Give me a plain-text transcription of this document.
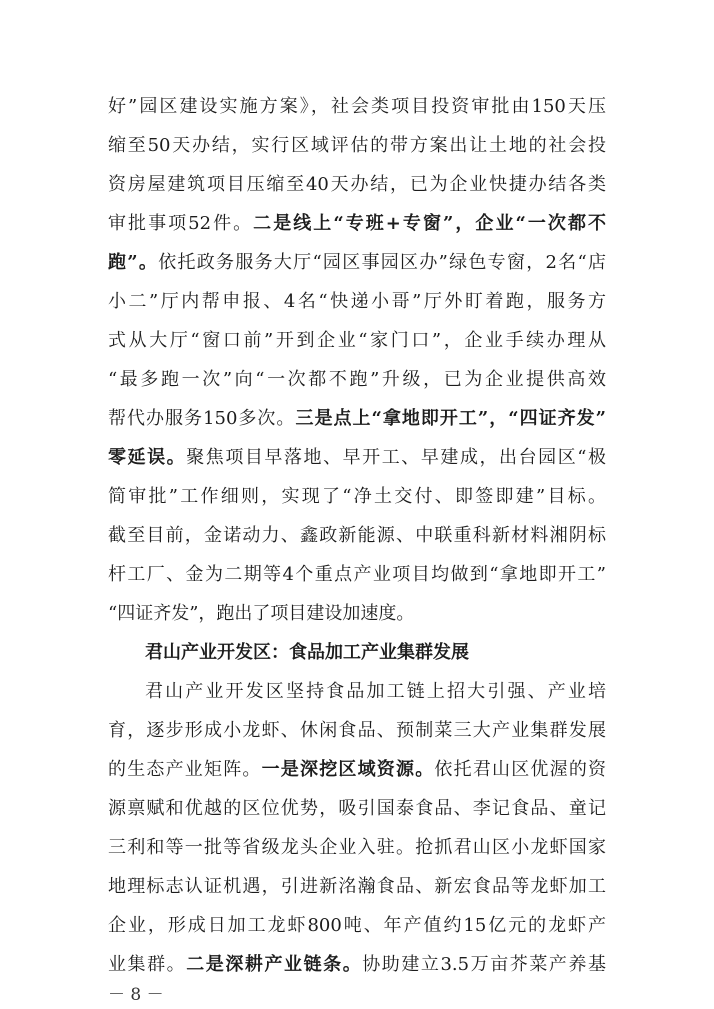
好”园区建设实施方案》，社会类项目投资审批由150天压
缩至50天办结，实行区域评估的带方案出让土地的社会投
资房屋建筑项目压缩至40天办结，已为企业快捷办结各类
审批事项52件。二是线上“专班+专窗”，企业“一次都不
跑”。依托政务服务大厅“园区事园区办”绿色专窗，2名“店
小二”厅内帮申报、4名“快递小哥”厅外盯着跑，服务方
式从大厅“窗口前”开到企业“家门口”，企业手续办理从
“最多跑一次”向“一次都不跑”升级，已为企业提供高效
帮代办服务150多次。三是点上“拿地即开工”，“四证齐发”
零延误。聚焦项目早落地、早开工、早建成，出台园区“极
简审批”工作细则，实现了“净土交付、即签即建”目标。
截至目前，金诺动力、鑫政新能源、中联重科新材料湘阴标
杆工厂、金为二期等4个重点产业项目均做到“拿地即开工”
“四证齐发”，跑出了项目建设加速度。
君山产业开发区：食品加工产业集群发展
君山产业开发区坚持食品加工链上招大引强、产业培
育，逐步形成小龙虾、休闲食品、预制菜三大产业集群发展
的生态产业矩阵。一是深挖区域资源。依托君山区优渥的资
源禀赋和优越的区位优势，吸引国泰食品、李记食品、童记
三利和等一批等省级龙头企业入驻。抢抓君山区小龙虾国家
地理标志认证机遇，引进新洺瀚食品、新宏食品等龙虾加工
企业，形成日加工龙虾800吨、年产值约15亿元的龙虾产
业集群。二是深耕产业链条。协助建立3.5万亩芥菜产养基
－ 8 －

════════════════

WHAT IS BEING ASKED
Write out the listing above exactly as it stands, pictures excluded.

EXERCISE RESPONSE
Give me a plain-text transcription of this document.
好”园区建设实施方案》，社会类项目投资审批由150天压
缩至50天办结，实行区域评估的带方案出让土地的社会投
资房屋建筑项目压缩至40天办结，已为企业快捷办结各类
审批事项52件。二是线上“专班+专窗”，企业“一次都不
跑”。依托政务服务大厅“园区事园区办”绿色专窗，2名“店
小二”厅内帮申报、4名“快递小哥”厅外盯着跑，服务方
式从大厅“窗口前”开到企业“家门口”，企业手续办理从
“最多跑一次”向“一次都不跑”升级，已为企业提供高效
帮代办服务150多次。三是点上“拿地即开工”，“四证齐发”
零延误。聚焦项目早落地、早开工、早建成，出台园区“极
简审批”工作细则，实现了“净土交付、即签即建”目标。
截至目前，金诺动力、鑫政新能源、中联重科新材料湘阴标
杆工厂、金为二期等4个重点产业项目均做到“拿地即开工”
“四证齐发”，跑出了项目建设加速度。
君山产业开发区：食品加工产业集群发展
君山产业开发区坚持食品加工链上招大引强、产业培
育，逐步形成小龙虾、休闲食品、预制菜三大产业集群发展
的生态产业矩阵。一是深挖区域资源。依托君山区优渥的资
源禀赋和优越的区位优势，吸引国泰食品、李记食品、童记
三利和等一批等省级龙头企业入驻。抢抓君山区小龙虾国家
地理标志认证机遇，引进新洺瀚食品、新宏食品等龙虾加工
企业，形成日加工龙虾800吨、年产值约15亿元的龙虾产
业集群。二是深耕产业链条。协助建立3.5万亩芥菜产养基
－ 8 －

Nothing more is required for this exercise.